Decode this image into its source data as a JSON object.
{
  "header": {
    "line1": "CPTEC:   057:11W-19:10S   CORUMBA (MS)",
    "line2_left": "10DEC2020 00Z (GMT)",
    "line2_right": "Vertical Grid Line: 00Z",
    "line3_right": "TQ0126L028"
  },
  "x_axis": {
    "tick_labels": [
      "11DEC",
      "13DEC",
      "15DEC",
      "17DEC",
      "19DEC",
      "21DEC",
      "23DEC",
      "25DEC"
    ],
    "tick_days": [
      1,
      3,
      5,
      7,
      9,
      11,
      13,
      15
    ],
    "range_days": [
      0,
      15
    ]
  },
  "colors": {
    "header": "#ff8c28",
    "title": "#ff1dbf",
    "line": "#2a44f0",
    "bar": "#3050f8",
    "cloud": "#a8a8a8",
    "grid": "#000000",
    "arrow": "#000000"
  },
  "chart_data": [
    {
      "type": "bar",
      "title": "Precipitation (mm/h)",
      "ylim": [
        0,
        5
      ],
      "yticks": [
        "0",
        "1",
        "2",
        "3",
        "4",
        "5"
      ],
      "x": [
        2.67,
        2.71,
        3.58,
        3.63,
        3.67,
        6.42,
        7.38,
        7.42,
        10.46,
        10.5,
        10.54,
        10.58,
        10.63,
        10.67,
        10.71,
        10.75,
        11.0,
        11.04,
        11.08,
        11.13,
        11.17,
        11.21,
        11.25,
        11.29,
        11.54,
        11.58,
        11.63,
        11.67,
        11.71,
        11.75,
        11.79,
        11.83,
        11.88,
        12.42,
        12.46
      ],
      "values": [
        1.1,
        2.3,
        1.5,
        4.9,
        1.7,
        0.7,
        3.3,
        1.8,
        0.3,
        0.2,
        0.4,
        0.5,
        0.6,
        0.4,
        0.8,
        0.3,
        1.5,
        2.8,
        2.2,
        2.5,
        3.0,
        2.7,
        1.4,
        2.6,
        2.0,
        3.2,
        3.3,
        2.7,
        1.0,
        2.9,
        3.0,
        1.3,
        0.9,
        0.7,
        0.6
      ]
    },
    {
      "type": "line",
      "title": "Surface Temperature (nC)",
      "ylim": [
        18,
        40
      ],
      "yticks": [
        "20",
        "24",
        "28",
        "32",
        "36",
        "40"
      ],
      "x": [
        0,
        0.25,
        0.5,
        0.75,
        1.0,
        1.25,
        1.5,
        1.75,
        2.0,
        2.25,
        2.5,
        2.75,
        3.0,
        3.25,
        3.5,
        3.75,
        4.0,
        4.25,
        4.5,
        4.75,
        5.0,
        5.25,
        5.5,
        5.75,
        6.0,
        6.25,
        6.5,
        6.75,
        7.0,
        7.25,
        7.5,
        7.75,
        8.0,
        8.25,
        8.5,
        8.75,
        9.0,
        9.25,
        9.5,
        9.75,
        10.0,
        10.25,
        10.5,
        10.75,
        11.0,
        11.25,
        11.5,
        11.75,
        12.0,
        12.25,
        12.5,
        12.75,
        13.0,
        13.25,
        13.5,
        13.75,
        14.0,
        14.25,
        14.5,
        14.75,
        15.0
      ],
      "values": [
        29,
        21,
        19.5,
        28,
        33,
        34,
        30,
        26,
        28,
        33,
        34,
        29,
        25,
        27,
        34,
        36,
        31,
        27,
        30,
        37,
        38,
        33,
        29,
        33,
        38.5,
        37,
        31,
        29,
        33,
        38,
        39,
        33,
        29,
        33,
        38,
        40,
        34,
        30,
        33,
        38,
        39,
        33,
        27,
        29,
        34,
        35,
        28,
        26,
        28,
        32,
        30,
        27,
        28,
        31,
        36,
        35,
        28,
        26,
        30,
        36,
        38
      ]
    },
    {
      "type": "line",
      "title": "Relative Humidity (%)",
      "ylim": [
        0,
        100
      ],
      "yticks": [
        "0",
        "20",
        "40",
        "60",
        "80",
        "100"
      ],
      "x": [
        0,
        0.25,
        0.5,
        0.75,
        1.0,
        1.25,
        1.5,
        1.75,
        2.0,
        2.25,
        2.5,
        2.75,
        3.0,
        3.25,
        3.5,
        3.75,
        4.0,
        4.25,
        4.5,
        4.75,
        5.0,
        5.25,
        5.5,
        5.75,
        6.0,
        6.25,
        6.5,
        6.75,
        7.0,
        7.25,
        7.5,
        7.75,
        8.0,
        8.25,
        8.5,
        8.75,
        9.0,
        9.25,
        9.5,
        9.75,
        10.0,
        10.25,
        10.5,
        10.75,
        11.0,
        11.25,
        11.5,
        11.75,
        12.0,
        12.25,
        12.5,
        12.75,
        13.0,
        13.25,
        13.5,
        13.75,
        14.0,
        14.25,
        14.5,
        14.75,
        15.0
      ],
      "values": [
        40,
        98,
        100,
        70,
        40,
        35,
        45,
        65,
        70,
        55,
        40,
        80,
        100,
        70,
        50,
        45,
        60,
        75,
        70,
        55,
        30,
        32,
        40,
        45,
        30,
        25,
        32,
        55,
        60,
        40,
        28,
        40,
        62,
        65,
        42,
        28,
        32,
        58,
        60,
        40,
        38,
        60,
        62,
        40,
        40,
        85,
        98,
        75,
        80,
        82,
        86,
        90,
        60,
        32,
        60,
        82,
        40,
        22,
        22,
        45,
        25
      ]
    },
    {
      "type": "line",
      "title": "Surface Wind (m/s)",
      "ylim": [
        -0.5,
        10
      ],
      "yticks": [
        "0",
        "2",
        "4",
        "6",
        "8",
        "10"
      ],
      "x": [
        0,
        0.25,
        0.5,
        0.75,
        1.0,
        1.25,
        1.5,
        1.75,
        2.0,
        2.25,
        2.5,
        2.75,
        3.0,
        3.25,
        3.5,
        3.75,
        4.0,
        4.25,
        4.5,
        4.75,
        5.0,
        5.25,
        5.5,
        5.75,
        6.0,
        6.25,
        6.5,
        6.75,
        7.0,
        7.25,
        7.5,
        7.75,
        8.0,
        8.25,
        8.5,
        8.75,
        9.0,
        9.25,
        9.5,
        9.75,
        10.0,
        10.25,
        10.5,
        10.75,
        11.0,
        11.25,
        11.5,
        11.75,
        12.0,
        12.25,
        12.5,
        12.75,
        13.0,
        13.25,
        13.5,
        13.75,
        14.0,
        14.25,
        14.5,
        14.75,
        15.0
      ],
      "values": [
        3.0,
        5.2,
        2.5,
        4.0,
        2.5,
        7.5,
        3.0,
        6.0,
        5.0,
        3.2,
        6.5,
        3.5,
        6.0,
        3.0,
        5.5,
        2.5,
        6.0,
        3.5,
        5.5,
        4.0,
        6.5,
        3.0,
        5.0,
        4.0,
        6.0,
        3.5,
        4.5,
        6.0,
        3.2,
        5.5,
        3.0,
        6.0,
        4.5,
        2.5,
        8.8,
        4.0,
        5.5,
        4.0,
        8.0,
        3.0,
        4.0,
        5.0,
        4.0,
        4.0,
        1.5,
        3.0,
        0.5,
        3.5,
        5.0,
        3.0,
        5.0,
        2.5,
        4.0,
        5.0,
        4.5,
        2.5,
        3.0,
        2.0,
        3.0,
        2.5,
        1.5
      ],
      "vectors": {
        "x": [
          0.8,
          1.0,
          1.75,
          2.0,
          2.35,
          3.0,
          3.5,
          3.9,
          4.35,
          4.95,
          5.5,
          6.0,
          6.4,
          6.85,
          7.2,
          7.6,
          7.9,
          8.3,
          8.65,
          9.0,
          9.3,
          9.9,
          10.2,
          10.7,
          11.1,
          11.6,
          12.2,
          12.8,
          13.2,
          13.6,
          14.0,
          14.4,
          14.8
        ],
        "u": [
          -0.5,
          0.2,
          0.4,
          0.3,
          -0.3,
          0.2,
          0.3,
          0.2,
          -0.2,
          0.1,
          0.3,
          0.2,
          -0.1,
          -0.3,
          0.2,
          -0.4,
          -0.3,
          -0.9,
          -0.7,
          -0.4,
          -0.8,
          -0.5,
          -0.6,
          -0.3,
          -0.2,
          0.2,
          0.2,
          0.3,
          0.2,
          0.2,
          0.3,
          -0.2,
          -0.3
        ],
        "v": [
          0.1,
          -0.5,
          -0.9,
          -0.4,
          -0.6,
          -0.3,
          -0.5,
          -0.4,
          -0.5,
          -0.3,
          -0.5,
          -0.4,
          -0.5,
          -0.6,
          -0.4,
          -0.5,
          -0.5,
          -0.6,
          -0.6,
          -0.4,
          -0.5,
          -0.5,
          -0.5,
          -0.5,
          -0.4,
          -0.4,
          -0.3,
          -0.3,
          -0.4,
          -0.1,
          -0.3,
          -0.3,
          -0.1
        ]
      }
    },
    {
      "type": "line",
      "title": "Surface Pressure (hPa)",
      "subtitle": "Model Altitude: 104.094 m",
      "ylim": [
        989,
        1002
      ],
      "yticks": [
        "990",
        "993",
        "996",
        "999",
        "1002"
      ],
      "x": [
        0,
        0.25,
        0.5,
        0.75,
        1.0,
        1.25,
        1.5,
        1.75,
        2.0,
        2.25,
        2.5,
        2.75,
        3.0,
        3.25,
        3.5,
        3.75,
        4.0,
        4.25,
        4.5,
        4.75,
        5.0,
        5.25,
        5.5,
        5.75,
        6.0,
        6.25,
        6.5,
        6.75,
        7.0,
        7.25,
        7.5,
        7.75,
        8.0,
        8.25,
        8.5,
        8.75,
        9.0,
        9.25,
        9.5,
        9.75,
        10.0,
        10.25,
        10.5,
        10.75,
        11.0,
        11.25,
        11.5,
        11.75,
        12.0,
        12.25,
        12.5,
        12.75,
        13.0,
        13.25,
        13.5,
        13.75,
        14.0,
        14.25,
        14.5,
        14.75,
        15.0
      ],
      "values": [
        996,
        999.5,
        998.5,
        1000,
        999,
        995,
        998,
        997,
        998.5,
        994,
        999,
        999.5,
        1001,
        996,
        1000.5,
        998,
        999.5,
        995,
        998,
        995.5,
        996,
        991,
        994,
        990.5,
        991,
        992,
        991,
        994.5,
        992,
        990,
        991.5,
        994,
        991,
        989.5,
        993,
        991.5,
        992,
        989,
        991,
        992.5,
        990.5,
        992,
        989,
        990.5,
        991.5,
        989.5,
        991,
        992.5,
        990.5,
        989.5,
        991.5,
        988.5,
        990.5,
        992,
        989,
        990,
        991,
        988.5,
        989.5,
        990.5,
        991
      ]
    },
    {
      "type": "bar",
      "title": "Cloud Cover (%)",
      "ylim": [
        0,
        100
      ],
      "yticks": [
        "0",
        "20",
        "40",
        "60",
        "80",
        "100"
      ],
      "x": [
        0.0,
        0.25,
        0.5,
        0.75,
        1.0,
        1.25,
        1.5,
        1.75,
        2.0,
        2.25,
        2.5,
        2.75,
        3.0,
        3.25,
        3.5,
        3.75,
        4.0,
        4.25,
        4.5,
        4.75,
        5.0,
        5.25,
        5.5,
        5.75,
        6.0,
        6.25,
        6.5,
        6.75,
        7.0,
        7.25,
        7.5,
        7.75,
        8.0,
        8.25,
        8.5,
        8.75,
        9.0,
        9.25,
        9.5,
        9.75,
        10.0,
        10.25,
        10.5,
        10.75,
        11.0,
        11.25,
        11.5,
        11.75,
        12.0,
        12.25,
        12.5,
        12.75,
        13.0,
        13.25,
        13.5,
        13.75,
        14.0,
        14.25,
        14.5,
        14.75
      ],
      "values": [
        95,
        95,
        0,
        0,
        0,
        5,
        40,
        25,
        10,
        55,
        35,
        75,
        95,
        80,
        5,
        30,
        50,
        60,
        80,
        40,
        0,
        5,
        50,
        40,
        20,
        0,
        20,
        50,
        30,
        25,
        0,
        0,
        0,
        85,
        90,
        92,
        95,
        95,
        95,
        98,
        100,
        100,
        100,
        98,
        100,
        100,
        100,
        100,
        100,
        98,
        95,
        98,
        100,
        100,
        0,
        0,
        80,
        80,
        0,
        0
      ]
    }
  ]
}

### Exercise details
Copy out every line that includes the word "Surface".

### Solution for this problem
      "title": "Surface Temperature (nC)",
      "title": "Surface Wind (m/s)",
      "title": "Surface Pressure (hPa)",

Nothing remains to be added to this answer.